- [Aim] Quote the whole listing word for word, please.

Data records:
· · ·
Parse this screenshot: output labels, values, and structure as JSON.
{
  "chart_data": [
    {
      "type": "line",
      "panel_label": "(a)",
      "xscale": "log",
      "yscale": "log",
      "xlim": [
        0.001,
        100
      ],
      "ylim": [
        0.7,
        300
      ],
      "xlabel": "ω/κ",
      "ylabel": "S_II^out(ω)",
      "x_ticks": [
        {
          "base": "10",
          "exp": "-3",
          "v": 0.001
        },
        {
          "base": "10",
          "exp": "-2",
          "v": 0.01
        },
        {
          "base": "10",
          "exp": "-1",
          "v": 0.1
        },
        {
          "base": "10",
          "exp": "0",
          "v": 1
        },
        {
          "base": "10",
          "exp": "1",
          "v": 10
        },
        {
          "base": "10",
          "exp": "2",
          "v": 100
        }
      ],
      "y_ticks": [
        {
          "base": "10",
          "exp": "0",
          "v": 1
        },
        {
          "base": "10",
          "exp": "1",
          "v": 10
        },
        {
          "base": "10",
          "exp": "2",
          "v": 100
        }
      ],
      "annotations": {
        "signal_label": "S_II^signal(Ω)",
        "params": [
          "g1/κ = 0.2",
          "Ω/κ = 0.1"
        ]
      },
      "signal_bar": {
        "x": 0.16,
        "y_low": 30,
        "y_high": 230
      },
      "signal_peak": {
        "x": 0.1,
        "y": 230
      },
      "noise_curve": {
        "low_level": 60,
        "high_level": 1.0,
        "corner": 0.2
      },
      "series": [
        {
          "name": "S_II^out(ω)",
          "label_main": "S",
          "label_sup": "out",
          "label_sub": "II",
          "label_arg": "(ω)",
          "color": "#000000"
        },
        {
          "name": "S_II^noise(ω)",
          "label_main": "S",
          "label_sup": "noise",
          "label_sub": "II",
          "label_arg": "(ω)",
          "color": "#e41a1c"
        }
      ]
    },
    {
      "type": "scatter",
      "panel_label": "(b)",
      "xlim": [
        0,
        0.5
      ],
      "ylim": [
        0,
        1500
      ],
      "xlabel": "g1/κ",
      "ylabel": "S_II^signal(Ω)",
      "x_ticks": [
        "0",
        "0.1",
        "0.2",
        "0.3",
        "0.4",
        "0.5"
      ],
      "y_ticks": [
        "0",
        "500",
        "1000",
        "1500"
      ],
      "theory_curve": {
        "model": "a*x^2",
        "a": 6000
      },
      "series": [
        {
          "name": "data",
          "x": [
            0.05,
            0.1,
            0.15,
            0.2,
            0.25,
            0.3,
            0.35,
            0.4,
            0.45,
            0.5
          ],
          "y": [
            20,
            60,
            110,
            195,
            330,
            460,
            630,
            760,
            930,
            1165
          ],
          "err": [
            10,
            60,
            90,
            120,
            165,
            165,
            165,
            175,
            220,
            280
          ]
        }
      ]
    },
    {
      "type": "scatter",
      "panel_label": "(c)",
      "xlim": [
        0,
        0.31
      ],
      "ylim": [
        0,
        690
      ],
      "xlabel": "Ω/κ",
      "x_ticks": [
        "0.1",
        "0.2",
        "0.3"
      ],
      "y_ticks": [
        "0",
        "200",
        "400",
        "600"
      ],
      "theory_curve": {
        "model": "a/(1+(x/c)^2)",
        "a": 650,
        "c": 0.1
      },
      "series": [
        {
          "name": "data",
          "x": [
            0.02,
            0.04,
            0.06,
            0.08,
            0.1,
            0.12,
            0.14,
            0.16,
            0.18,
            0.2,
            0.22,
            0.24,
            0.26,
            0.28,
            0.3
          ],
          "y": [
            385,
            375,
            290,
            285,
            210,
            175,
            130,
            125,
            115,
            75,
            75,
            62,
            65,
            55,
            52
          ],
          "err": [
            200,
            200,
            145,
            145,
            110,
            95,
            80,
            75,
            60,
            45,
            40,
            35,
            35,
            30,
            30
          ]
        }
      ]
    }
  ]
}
· · ·
- [Result below]
Parse this screenshot: output labels, values, and structure as JSON.
{
  "chart_data": [
    {
      "type": "line",
      "panel_label": "(a)",
      "xscale": "log",
      "yscale": "log",
      "xlim": [
        0.001,
        100
      ],
      "ylim": [
        0.7,
        300
      ],
      "xlabel": "ω/κ",
      "ylabel": "S_II^out(ω)",
      "x_ticks": [
        {
          "base": "10",
          "exp": "-3",
          "v": 0.001
        },
        {
          "base": "10",
          "exp": "-2",
          "v": 0.01
        },
        {
          "base": "10",
          "exp": "-1",
          "v": 0.1
        },
        {
          "base": "10",
          "exp": "0",
          "v": 1
        },
        {
          "base": "10",
          "exp": "1",
          "v": 10
        },
        {
          "base": "10",
          "exp": "2",
          "v": 100
        }
      ],
      "y_ticks": [
        {
          "base": "10",
          "exp": "0",
          "v": 1
        },
        {
          "base": "10",
          "exp": "1",
          "v": 10
        },
        {
          "base": "10",
          "exp": "2",
          "v": 100
        }
      ],
      "annotations": {
        "signal_label": "S_II^signal(Ω)",
        "params": [
          "g1/κ = 0.2",
          "Ω/κ = 0.1"
        ]
      },
      "signal_bar": {
        "x": 0.16,
        "y_low": 30,
        "y_high": 230
      },
      "signal_peak": {
        "x": 0.1,
        "y": 230
      },
      "noise_curve": {
        "low_level": 60,
        "high_level": 1.0,
        "corner": 0.2
      },
      "series": [
        {
          "name": "S_II^out(ω)",
          "label_main": "S",
          "label_sup": "out",
          "label_sub": "II",
          "label_arg": "(ω)",
          "color": "#000000"
        },
        {
          "name": "S_II^noise(ω)",
          "label_main": "S",
          "label_sup": "noise",
          "label_sub": "II",
          "label_arg": "(ω)",
          "color": "#e41a1c"
        }
      ]
    },
    {
      "type": "scatter",
      "panel_label": "(b)",
      "xlim": [
        0,
        0.5
      ],
      "ylim": [
        0,
        1500
      ],
      "xlabel": "g1/κ",
      "ylabel": "S_II^signal(Ω)",
      "x_ticks": [
        "0",
        "0.1",
        "0.2",
        "0.3",
        "0.4",
        "0.5"
      ],
      "y_ticks": [
        "0",
        "500",
        "1000",
        "1500"
      ],
      "theory_curve": {
        "model": "a*x^2",
        "a": 6000
      },
      "series": [
        {
          "name": "data",
          "x": [
            0.05,
            0.1,
            0.15,
            0.2,
            0.25,
            0.3,
            0.35,
            0.4,
            0.45,
            0.5
          ],
          "y": [
            20,
            60,
            110,
            195,
            330,
            460,
            630,
            760,
            930,
            1165
          ],
          "err": [
            10,
            60,
            90,
            120,
            165,
            165,
            165,
            175,
            220,
            280
          ]
        }
      ]
    },
    {
      "type": "scatter",
      "panel_label": "(c)",
      "xlim": [
        0,
        0.31
      ],
      "ylim": [
        0,
        690
      ],
      "xlabel": "Ω/κ",
      "x_ticks": [
        "0.1",
        "0.2",
        "0.3"
      ],
      "y_ticks": [
        "0",
        "200",
        "400",
        "600"
      ],
      "theory_curve": {
        "model": "a/(1+(x/c)^2)",
        "a": 650,
        "c": 0.1
      },
      "series": [
        {
          "name": "data",
          "x": [
            0.02,
            0.04,
            0.06,
            0.08,
            0.1,
            0.12,
            0.14,
            0.16,
            0.18,
            0.2,
            0.22,
            0.24,
            0.26,
            0.28,
            0.3
          ],
          "y": [
            385,
            375,
            290,
            285,
            210,
            175,
            130,
            125,
            115,
            75,
            75,
            62,
            65,
            55,
            52
          ],
          "err": [
            200,
            200,
            145,
            145,
            110,
            95,
            80,
            75,
            60,
            45,
            40,
            35,
            35,
            30,
            30
          ]
        }
      ]
    }
  ]
}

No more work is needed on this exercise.